#### What you should do:
Reply with only the number of lines that contain the string "Publications".

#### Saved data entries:
======

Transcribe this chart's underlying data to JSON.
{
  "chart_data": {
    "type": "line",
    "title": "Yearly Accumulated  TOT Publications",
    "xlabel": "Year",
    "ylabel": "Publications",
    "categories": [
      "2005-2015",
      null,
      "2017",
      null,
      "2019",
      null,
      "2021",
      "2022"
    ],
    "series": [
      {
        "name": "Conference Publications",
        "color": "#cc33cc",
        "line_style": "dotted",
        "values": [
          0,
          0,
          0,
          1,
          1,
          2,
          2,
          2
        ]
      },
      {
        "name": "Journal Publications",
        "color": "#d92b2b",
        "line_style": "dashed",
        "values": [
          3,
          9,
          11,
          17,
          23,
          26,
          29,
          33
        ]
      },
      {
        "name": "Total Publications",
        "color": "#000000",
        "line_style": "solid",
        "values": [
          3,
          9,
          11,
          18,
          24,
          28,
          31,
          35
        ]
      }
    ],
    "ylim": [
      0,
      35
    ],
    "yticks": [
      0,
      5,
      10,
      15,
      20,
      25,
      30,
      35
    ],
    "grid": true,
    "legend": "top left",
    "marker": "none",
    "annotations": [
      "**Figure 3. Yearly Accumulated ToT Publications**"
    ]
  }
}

======

#### Written response:
6